▶ EXERCISE AIM
Write out the listing below exactly, and omit any images you find in it.

▶ RECORDS SUPPLIED
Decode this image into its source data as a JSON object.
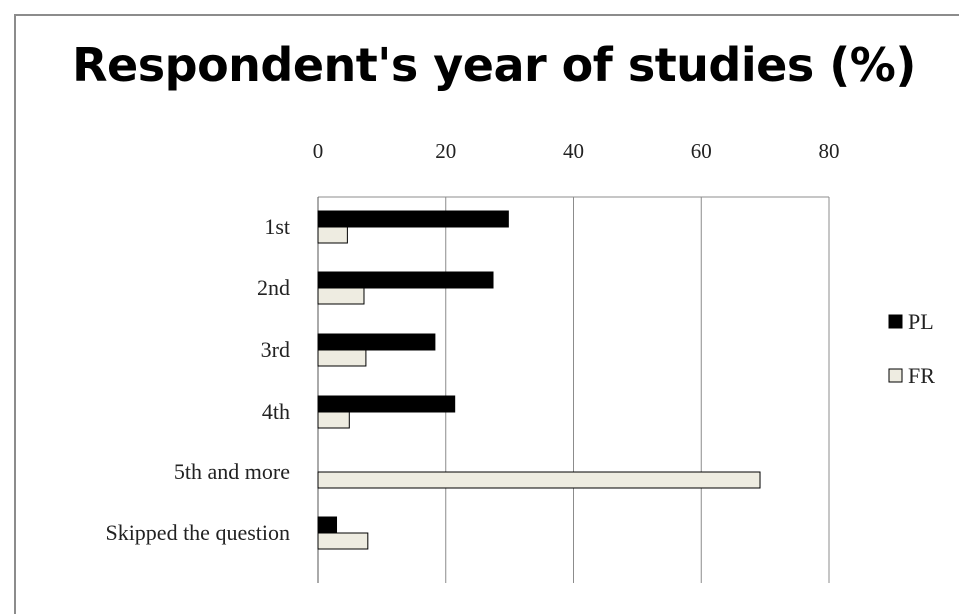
{
  "chart_data": {
    "type": "bar",
    "orientation": "horizontal",
    "title": "Respondent's year of studies (%)",
    "categories": [
      "1st",
      "2nd",
      "3rd",
      "4th",
      "5th and more",
      "Skipped the question"
    ],
    "series": [
      {
        "name": "PL",
        "values": [
          29.8,
          27.4,
          18.3,
          21.4,
          0,
          2.9
        ],
        "color": "#000000"
      },
      {
        "name": "FR",
        "values": [
          4.6,
          7.2,
          7.5,
          4.9,
          69.2,
          7.8
        ],
        "color": "#eeece1"
      }
    ],
    "xlim": [
      0,
      80
    ],
    "xticks": [
      "0",
      "20",
      "40",
      "60",
      "80"
    ],
    "xaxis_position": "top",
    "grid": true,
    "legend_position": "right"
  }
}
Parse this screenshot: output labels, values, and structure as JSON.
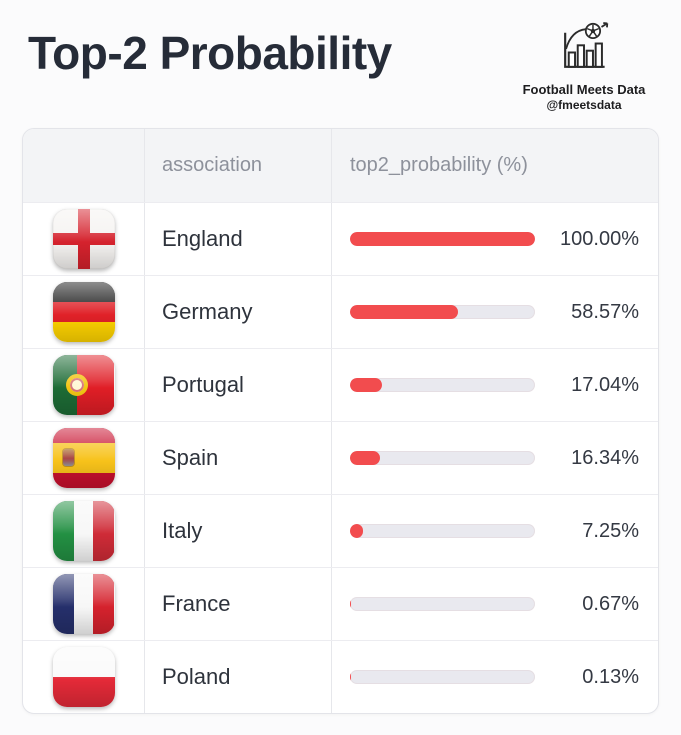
{
  "title": "Top-2 Probability",
  "brand": {
    "name": "Football Meets Data",
    "handle": "@fmeetsdata",
    "logo_icon": "bar-chart-with-football-icon"
  },
  "table": {
    "columns": [
      "",
      "association",
      "top2_probability (%)"
    ],
    "rows": [
      {
        "association": "England",
        "flag_icon": "england-flag-icon",
        "value": 100.0,
        "display": "100.00%"
      },
      {
        "association": "Germany",
        "flag_icon": "germany-flag-icon",
        "value": 58.57,
        "display": "58.57%"
      },
      {
        "association": "Portugal",
        "flag_icon": "portugal-flag-icon",
        "value": 17.04,
        "display": "17.04%"
      },
      {
        "association": "Spain",
        "flag_icon": "spain-flag-icon",
        "value": 16.34,
        "display": "16.34%"
      },
      {
        "association": "Italy",
        "flag_icon": "italy-flag-icon",
        "value": 7.25,
        "display": "7.25%"
      },
      {
        "association": "France",
        "flag_icon": "france-flag-icon",
        "value": 0.67,
        "display": "0.67%"
      },
      {
        "association": "Poland",
        "flag_icon": "poland-flag-icon",
        "value": 0.13,
        "display": "0.13%"
      }
    ]
  },
  "colors": {
    "background": "#fbfbfc",
    "title_text": "#262c38",
    "header_bg": "#f3f4f6",
    "header_text": "#8d919b",
    "row_text": "#2e333c",
    "value_text": "#343943",
    "table_border": "#e3e4e9",
    "bar_fill": "#f24c4e",
    "bar_track": "#e9e9ef"
  },
  "chart_data": {
    "type": "bar",
    "orientation": "horizontal",
    "title": "Top-2 Probability",
    "xlabel": "association",
    "ylabel": "top2_probability (%)",
    "categories": [
      "England",
      "Germany",
      "Portugal",
      "Spain",
      "Italy",
      "France",
      "Poland"
    ],
    "values": [
      100.0,
      58.57,
      17.04,
      16.34,
      7.25,
      0.67,
      0.13
    ],
    "value_labels": [
      "100.00%",
      "58.57%",
      "17.04%",
      "16.34%",
      "7.25%",
      "0.67%",
      "0.13%"
    ],
    "xlim": [
      0,
      100
    ],
    "grid": false,
    "legend": false
  }
}
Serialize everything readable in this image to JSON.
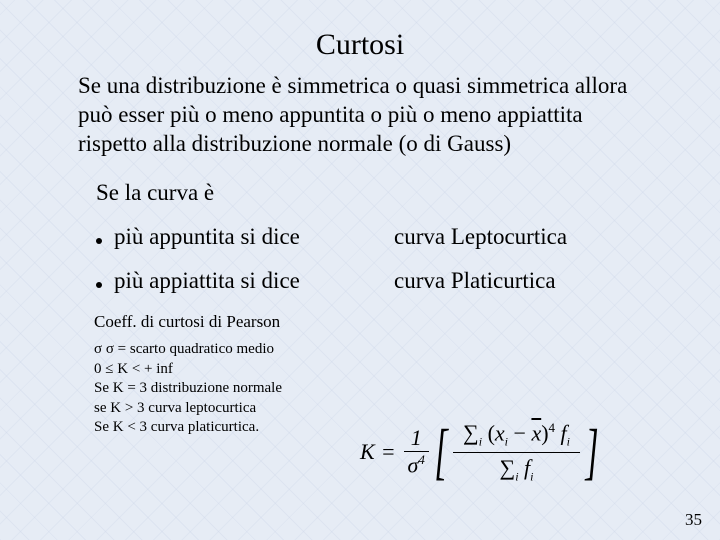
{
  "title": "Curtosi",
  "intro": "Se una distribuzione è simmetrica o quasi simmetrica allora può esser più o meno appuntita o più o meno appiattita rispetto alla distribuzione normale (o di Gauss)",
  "subhead": "Se la curva è",
  "bullets": [
    {
      "left": "più appuntita si dice",
      "right": "curva Leptocurtica"
    },
    {
      "left": "più appiattita si dice",
      "right": "curva Platicurtica"
    }
  ],
  "coeff_label": "Coeff. di curtosi  di Pearson",
  "notes": [
    "σ σ = scarto quadratico medio",
    "  0 ≤   K  < + inf",
    "Se  K = 3  distribuzione normale",
    "se   K > 3  curva leptocurtica",
    "Se  K < 3 curva platicurtica."
  ],
  "formula": {
    "lhs": "K",
    "eq": "=",
    "outer_num": "1",
    "outer_den_sigma": "σ",
    "outer_den_pow": "4",
    "sum_symbol": "∑",
    "sub": "i",
    "xi": "x",
    "xbar": "x",
    "pow4": "4",
    "fi": "f"
  },
  "pagenum": "35",
  "colors": {
    "background": "#e6ecf5",
    "text": "#000000"
  },
  "typography": {
    "title_fontsize": 30,
    "body_fontsize": 23,
    "coeff_fontsize": 17,
    "notes_fontsize": 15,
    "pagenum_fontsize": 17,
    "font_family": "Times New Roman"
  }
}
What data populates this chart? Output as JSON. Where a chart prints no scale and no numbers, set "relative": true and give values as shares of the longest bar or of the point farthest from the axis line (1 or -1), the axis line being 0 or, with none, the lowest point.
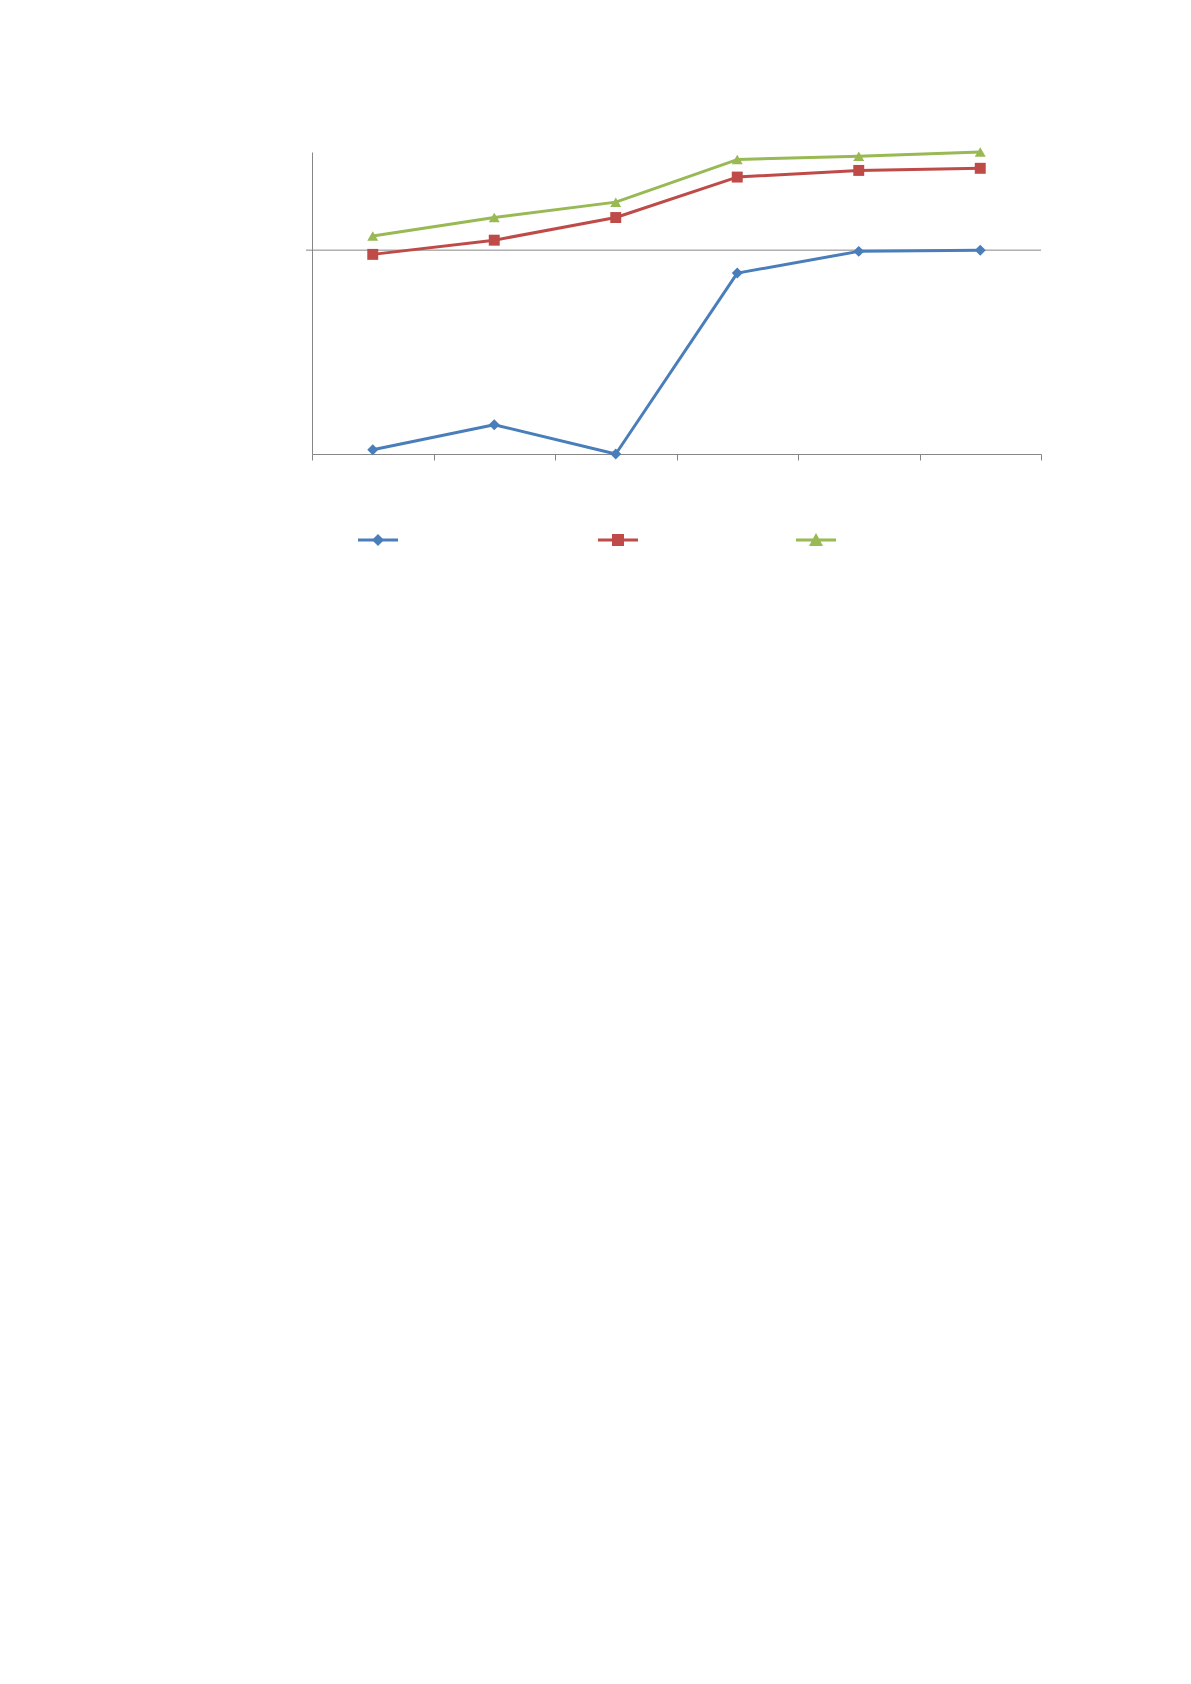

▶ SOLUTION TO THIS TASK
Decode this image into its source data as a JSON object.
{
  "chart_data": {
    "type": "bar",
    "orientation": "horizontal",
    "title": "Respondent's year of studies (%)",
    "categories": [
      "1st",
      "2nd",
      "3rd",
      "4th",
      "5th and more",
      "Skipped the question"
    ],
    "series": [
      {
        "name": "PL",
        "values": [
          29.8,
          27.4,
          18.3,
          21.4,
          0,
          2.9
        ],
        "color": "#000000"
      },
      {
        "name": "FR",
        "values": [
          4.6,
          7.2,
          7.5,
          4.9,
          69.2,
          7.8
        ],
        "color": "#eeece1"
      }
    ],
    "xlim": [
      0,
      80
    ],
    "xticks": [
      "0",
      "20",
      "40",
      "60",
      "80"
    ],
    "xaxis_position": "top",
    "grid": true,
    "legend_position": "right"
  }
}
Parse this screenshot: output labels, values, and structure as JSON.
{
  "title": "Top-2 Probability",
  "brand": {
    "name": "Football Meets Data",
    "handle": "@fmeetsdata",
    "logo_icon": "bar-chart-with-football-icon"
  },
  "table": {
    "columns": [
      "",
      "association",
      "top2_probability (%)"
    ],
    "rows": [
      {
        "association": "England",
        "flag_icon": "england-flag-icon",
        "value": 100.0,
        "display": "100.00%"
      },
      {
        "association": "Germany",
        "flag_icon": "germany-flag-icon",
        "value": 58.57,
        "display": "58.57%"
      },
      {
        "association": "Portugal",
        "flag_icon": "portugal-flag-icon",
        "value": 17.04,
        "display": "17.04%"
      },
      {
        "association": "Spain",
        "flag_icon": "spain-flag-icon",
        "value": 16.34,
        "display": "16.34%"
      },
      {
        "association": "Italy",
        "flag_icon": "italy-flag-icon",
        "value": 7.25,
        "display": "7.25%"
      },
      {
        "association": "France",
        "flag_icon": "france-flag-icon",
        "value": 0.67,
        "display": "0.67%"
      },
      {
        "association": "Poland",
        "flag_icon": "poland-flag-icon",
        "value": 0.13,
        "display": "0.13%"
      }
    ]
  },
  "colors": {
    "background": "#fbfbfc",
    "title_text": "#262c38",
    "header_bg": "#f3f4f6",
    "header_text": "#8d919b",
    "row_text": "#2e333c",
    "value_text": "#343943",
    "table_border": "#e3e4e9",
    "bar_fill": "#f24c4e",
    "bar_track": "#e9e9ef"
  },
  "chart_data": {
    "type": "bar",
    "orientation": "horizontal",
    "title": "Top-2 Probability",
    "xlabel": "association",
    "ylabel": "top2_probability (%)",
    "categories": [
      "England",
      "Germany",
      "Portugal",
      "Spain",
      "Italy",
      "France",
      "Poland"
    ],
    "values": [
      100.0,
      58.57,
      17.04,
      16.34,
      7.25,
      0.67,
      0.13
    ],
    "value_labels": [
      "100.00%",
      "58.57%",
      "17.04%",
      "16.34%",
      "7.25%",
      "0.67%",
      "0.13%"
    ],
    "xlim": [
      0,
      100
    ],
    "grid": false,
    "legend": false
  }
}
Serialize everything readable in this image to JSON.
{
  "title": "Curtosi",
  "intro": "Se una distribuzione è simmetrica o quasi simmetrica allora può esser più o meno appuntita o più o meno appiattita rispetto alla distribuzione normale (o di Gauss)",
  "subhead": "Se la curva è",
  "bullets": [
    {
      "left": "più appuntita si dice",
      "right": "curva Leptocurtica"
    },
    {
      "left": "più appiattita si dice",
      "right": "curva Platicurtica"
    }
  ],
  "coeff_label": "Coeff. di curtosi  di Pearson",
  "notes": [
    "σ σ = scarto quadratico medio",
    "  0 ≤   K  < + inf",
    "Se  K = 3  distribuzione normale",
    "se   K > 3  curva leptocurtica",
    "Se  K < 3 curva platicurtica."
  ],
  "formula": {
    "lhs": "K",
    "eq": "=",
    "outer_num": "1",
    "outer_den_sigma": "σ",
    "outer_den_pow": "4",
    "sum_symbol": "∑",
    "sub": "i",
    "xi": "x",
    "xbar": "x",
    "pow4": "4",
    "fi": "f"
  },
  "pagenum": "35",
  "colors": {
    "background": "#e6ecf5",
    "text": "#000000"
  },
  "typography": {
    "title_fontsize": 30,
    "body_fontsize": 23,
    "coeff_fontsize": 17,
    "notes_fontsize": 15,
    "pagenum_fontsize": 17,
    "font_family": "Times New Roman"
  }
}
What data populates this chart? Output as JSON. Where a chart prints no scale and no numbers, set "relative": true and give values as shares of the longest bar or of the point farthest from the axis line (1 or -1), the axis line being 0 or, with none, the lowest point.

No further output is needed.